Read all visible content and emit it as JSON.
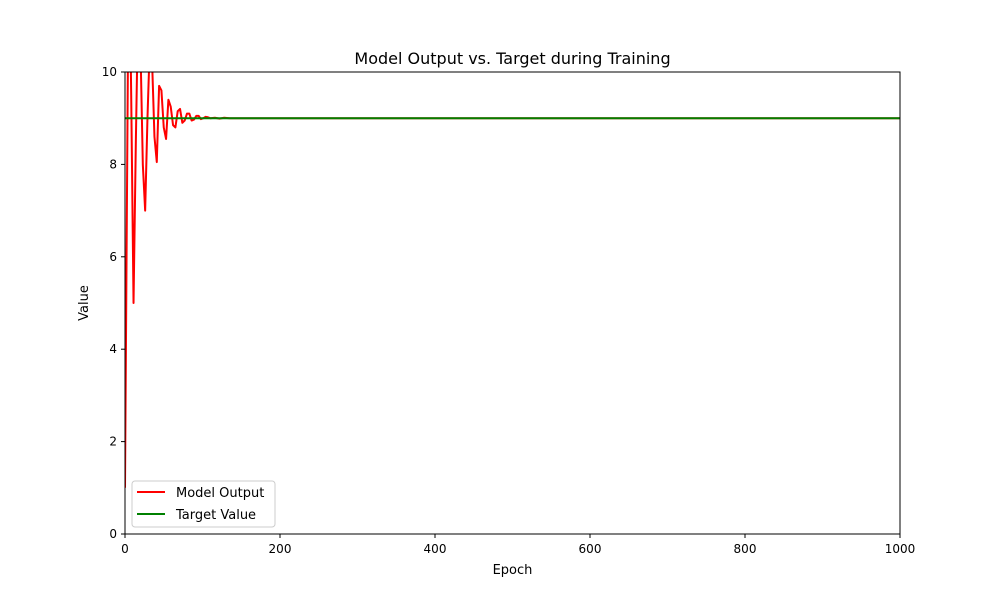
{
  "chart_data": {
    "type": "line",
    "title": "Model Output vs. Target during Training",
    "xlabel": "Epoch",
    "ylabel": "Value",
    "xlim": [
      0,
      1000
    ],
    "ylim": [
      0,
      10
    ],
    "xticks": [
      "0",
      "200",
      "400",
      "600",
      "800",
      "1000"
    ],
    "yticks": [
      "0",
      "2",
      "4",
      "6",
      "8",
      "10"
    ],
    "grid": false,
    "legend_position": "lower-left",
    "series": [
      {
        "name": "Model Output",
        "color": "#ff0000",
        "x": [
          0,
          2,
          4,
          6,
          8,
          11,
          14,
          17,
          20,
          23,
          26,
          29,
          32,
          35,
          38,
          41,
          44,
          47,
          50,
          53,
          56,
          59,
          62,
          65,
          68,
          71,
          74,
          77,
          80,
          83,
          86,
          89,
          92,
          95,
          98,
          101,
          104,
          107,
          110,
          116,
          122,
          128,
          135,
          145,
          160,
          180,
          220,
          300,
          400,
          500,
          600,
          700,
          800,
          900,
          1000
        ],
        "y": [
          1.0,
          6.0,
          10.8,
          12.0,
          9.5,
          5.0,
          8.5,
          11.5,
          10.5,
          8.0,
          7.0,
          9.0,
          10.6,
          10.2,
          8.6,
          8.05,
          9.7,
          9.6,
          8.8,
          8.55,
          9.4,
          9.25,
          8.85,
          8.8,
          9.15,
          9.2,
          8.9,
          8.95,
          9.1,
          9.1,
          8.95,
          8.97,
          9.05,
          9.05,
          8.98,
          9.0,
          9.03,
          9.02,
          9.0,
          9.01,
          8.99,
          9.01,
          9.0,
          9.0,
          9.0,
          9.0,
          9.0,
          9.0,
          9.0,
          9.0,
          9.0,
          9.0,
          9.0,
          9.0,
          9.0
        ]
      },
      {
        "name": "Target Value",
        "color": "#008000",
        "x": [
          0,
          1000
        ],
        "y": [
          9,
          9
        ]
      }
    ]
  }
}
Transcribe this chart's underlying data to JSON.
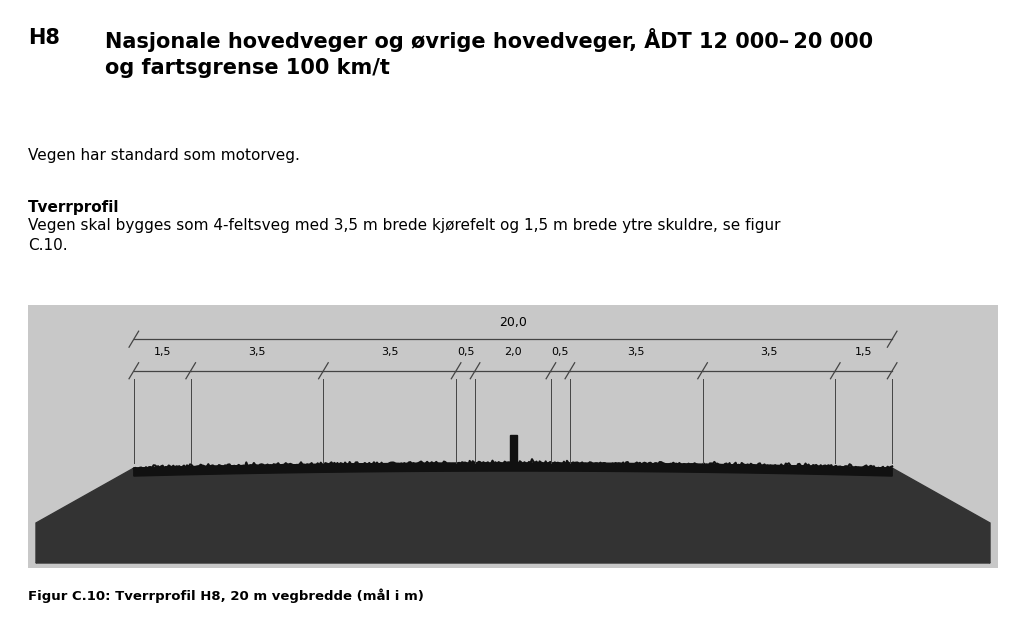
{
  "title_label": "H8",
  "title_text": "Nasjonale hovedveger og øvrige hovedveger, ÅDT 12 000– 20 000\nog fartsgrense 100 km/t",
  "body_text1": "Vegen har standard som motorveg.",
  "subtitle_bold": "Tverrprofil",
  "body_text2": "Vegen skal bygges som 4-feltsveg med 3,5 m brede kjørefelt og 1,5 m brede ytre skuldre, se figur\nC.10.",
  "fig_caption": "Figur C.10: Tverrprofil H8, 20 m vegbredde (mål i m)",
  "page_bg": "#ffffff",
  "segment_labels": [
    "1,5",
    "3,5",
    "3,5",
    "0,5",
    "2,0",
    "0,5",
    "3,5",
    "3,5",
    "1,5"
  ],
  "segment_widths": [
    1.5,
    3.5,
    3.5,
    0.5,
    2.0,
    0.5,
    3.5,
    3.5,
    1.5
  ],
  "total_label": "20,0",
  "diagram_bg": "#c8c8c8",
  "road_dark": "#111111",
  "dim_color": "#444444"
}
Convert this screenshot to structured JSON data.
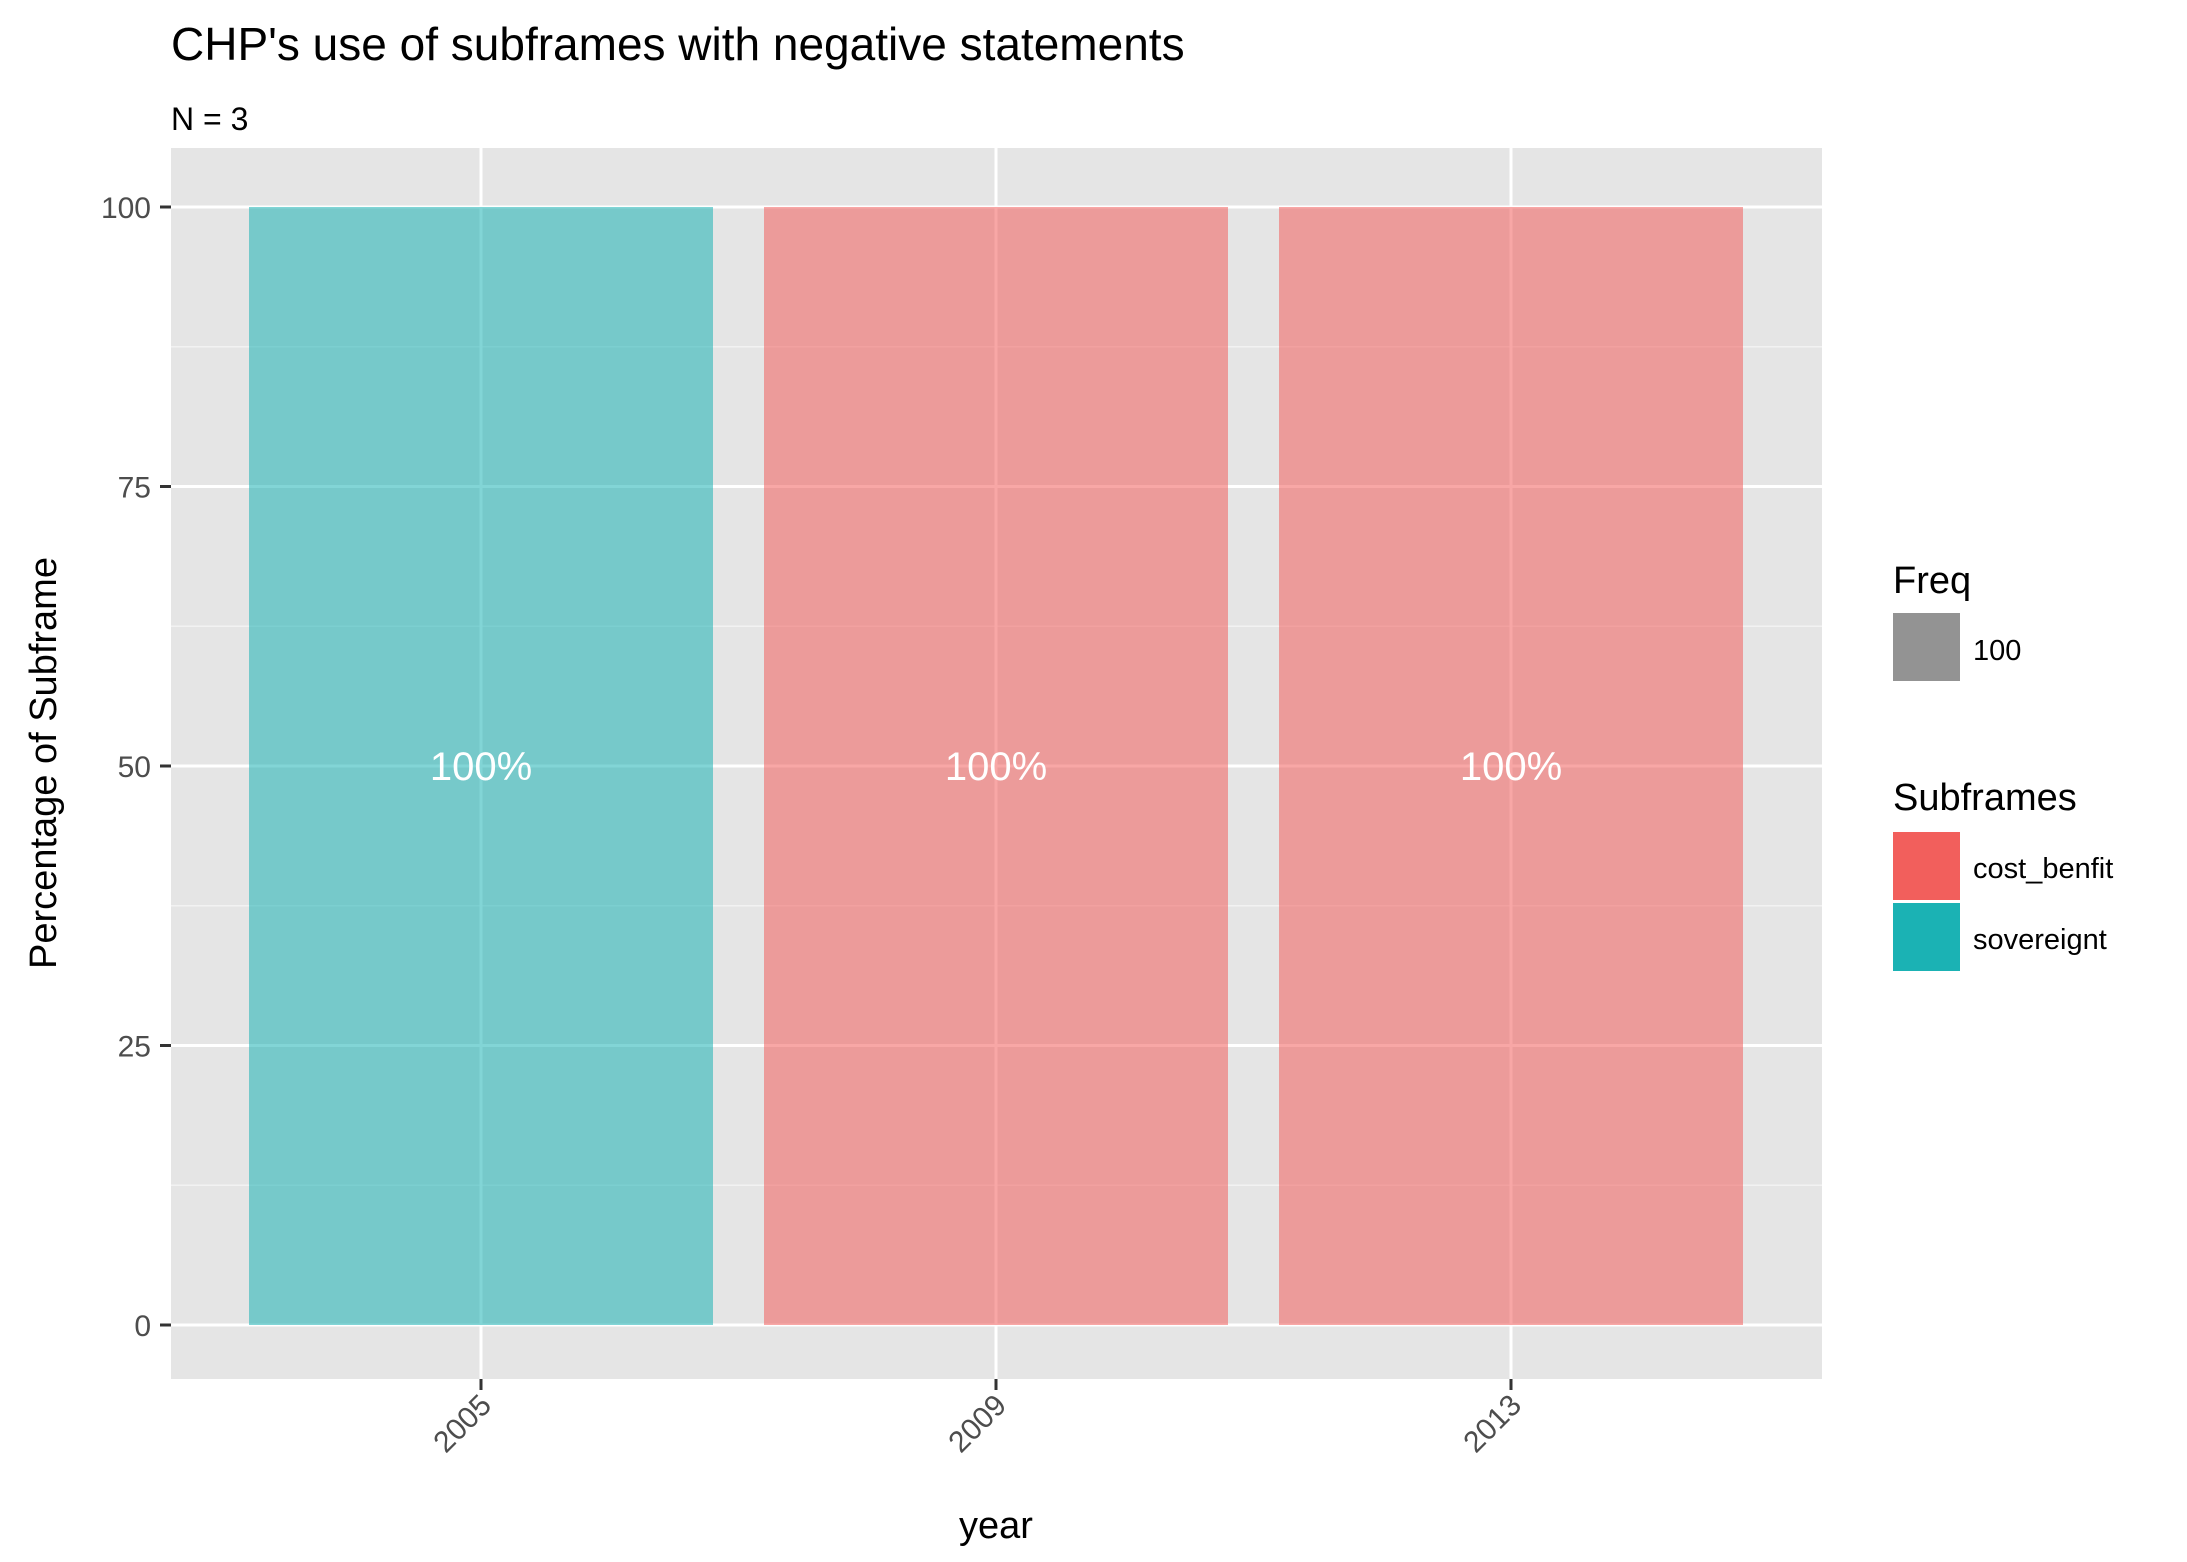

+++

Filter the listing above by the word "Output"; copy each line that passes.

    "title": "Model Output vs. Target during Training",
        "name": "Model Output",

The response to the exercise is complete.